▶ [WRITTEN TASK]: Count every line in the entries that follow where the word "what" appears, then state only the total.

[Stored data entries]

————

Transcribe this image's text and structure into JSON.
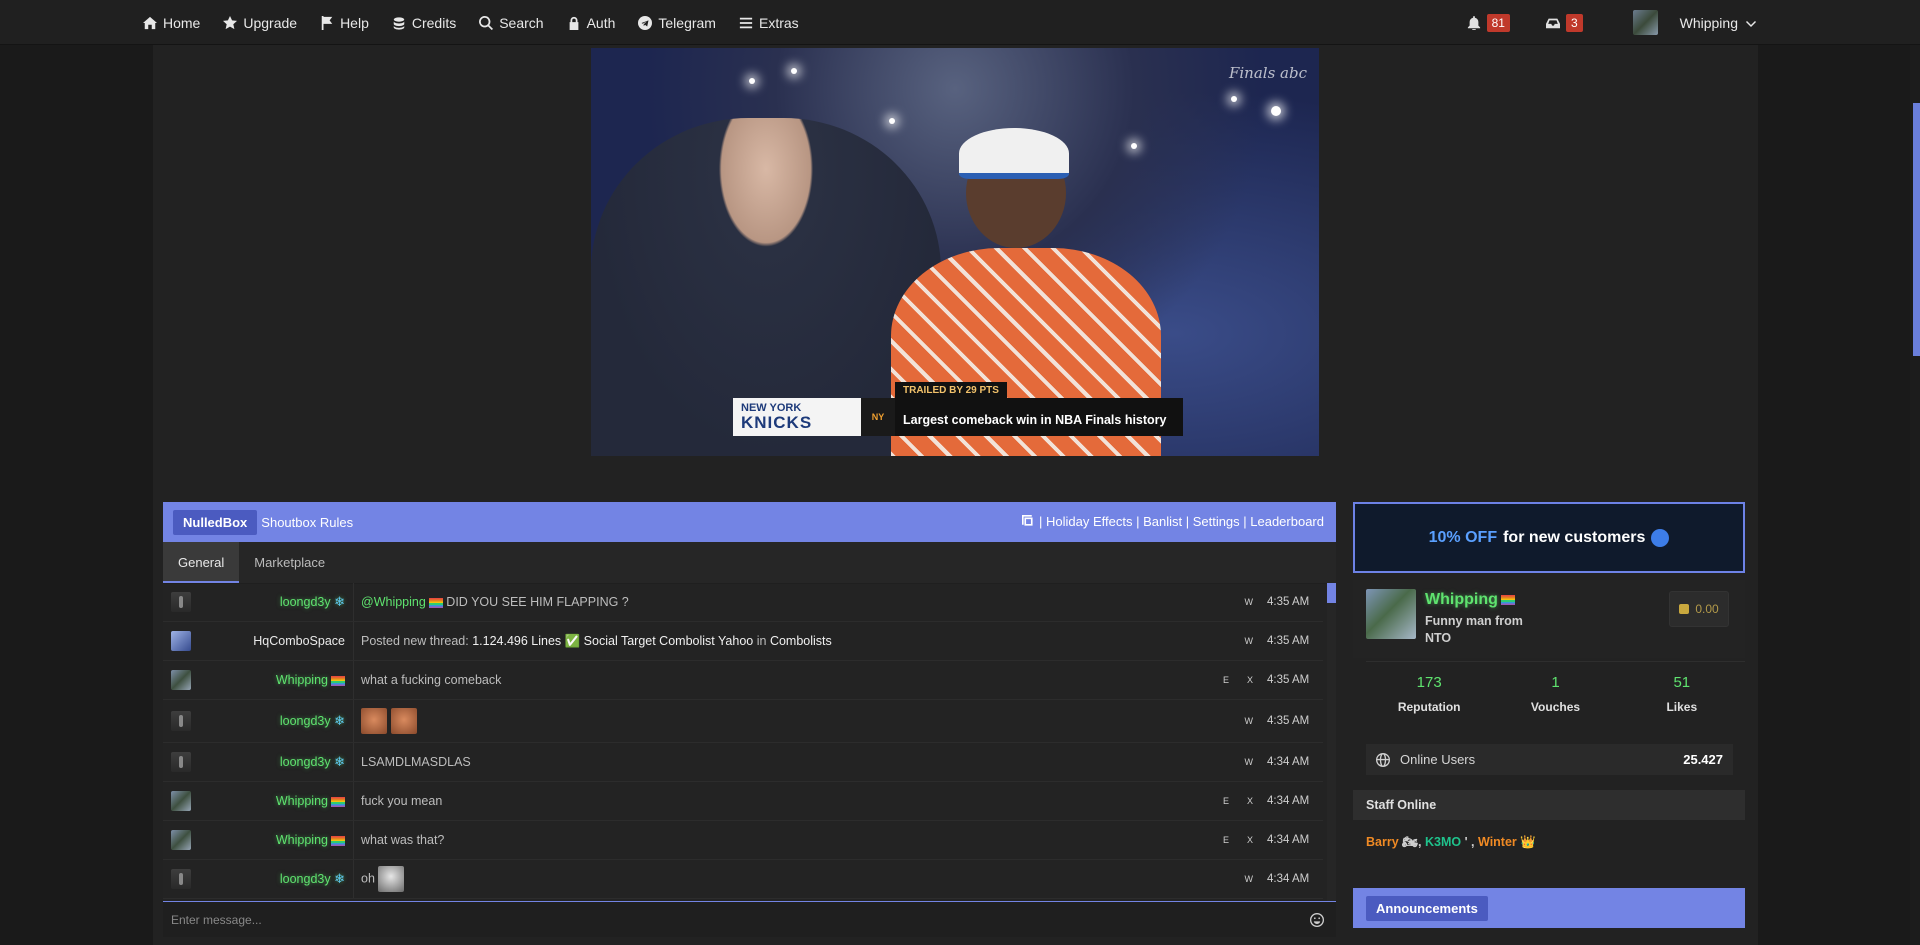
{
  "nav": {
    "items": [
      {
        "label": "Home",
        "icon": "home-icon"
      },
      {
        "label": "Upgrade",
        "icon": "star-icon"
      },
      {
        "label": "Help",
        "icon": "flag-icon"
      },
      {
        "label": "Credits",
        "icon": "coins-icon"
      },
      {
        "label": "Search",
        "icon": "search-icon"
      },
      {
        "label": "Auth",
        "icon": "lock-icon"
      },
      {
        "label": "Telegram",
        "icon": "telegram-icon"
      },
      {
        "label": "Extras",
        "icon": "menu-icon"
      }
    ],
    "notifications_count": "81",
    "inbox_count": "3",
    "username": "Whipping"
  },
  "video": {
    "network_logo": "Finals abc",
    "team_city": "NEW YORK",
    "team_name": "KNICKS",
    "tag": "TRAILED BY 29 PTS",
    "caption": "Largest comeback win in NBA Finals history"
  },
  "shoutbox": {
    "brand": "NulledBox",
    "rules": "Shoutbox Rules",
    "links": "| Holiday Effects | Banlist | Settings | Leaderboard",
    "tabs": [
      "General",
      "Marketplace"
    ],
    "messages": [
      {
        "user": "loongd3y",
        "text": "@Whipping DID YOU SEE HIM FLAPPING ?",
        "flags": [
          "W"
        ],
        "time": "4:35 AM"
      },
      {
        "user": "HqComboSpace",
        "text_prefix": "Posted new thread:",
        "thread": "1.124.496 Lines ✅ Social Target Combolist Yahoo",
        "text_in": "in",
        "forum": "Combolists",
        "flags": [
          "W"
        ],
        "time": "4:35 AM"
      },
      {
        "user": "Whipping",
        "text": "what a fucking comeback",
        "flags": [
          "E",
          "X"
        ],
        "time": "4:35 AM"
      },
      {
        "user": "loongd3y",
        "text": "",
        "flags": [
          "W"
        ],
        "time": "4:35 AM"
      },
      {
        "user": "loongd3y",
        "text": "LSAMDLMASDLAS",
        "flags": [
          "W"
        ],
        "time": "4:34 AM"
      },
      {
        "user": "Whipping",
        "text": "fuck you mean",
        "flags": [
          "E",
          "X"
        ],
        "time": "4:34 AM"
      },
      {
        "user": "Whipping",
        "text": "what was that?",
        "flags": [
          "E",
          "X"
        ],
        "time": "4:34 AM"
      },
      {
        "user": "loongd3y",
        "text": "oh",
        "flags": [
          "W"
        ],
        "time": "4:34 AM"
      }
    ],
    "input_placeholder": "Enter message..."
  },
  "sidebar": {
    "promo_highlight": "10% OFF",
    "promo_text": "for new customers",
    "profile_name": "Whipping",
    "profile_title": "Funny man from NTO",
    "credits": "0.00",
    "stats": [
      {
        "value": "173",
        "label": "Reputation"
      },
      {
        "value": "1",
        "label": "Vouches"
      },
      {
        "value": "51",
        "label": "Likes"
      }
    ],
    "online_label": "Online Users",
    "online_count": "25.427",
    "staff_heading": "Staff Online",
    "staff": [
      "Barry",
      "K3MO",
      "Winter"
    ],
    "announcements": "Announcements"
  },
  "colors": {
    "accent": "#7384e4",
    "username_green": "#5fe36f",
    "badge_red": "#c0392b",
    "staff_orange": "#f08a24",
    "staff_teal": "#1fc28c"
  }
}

————

▶ [EXERCISE OUTPUT]: 2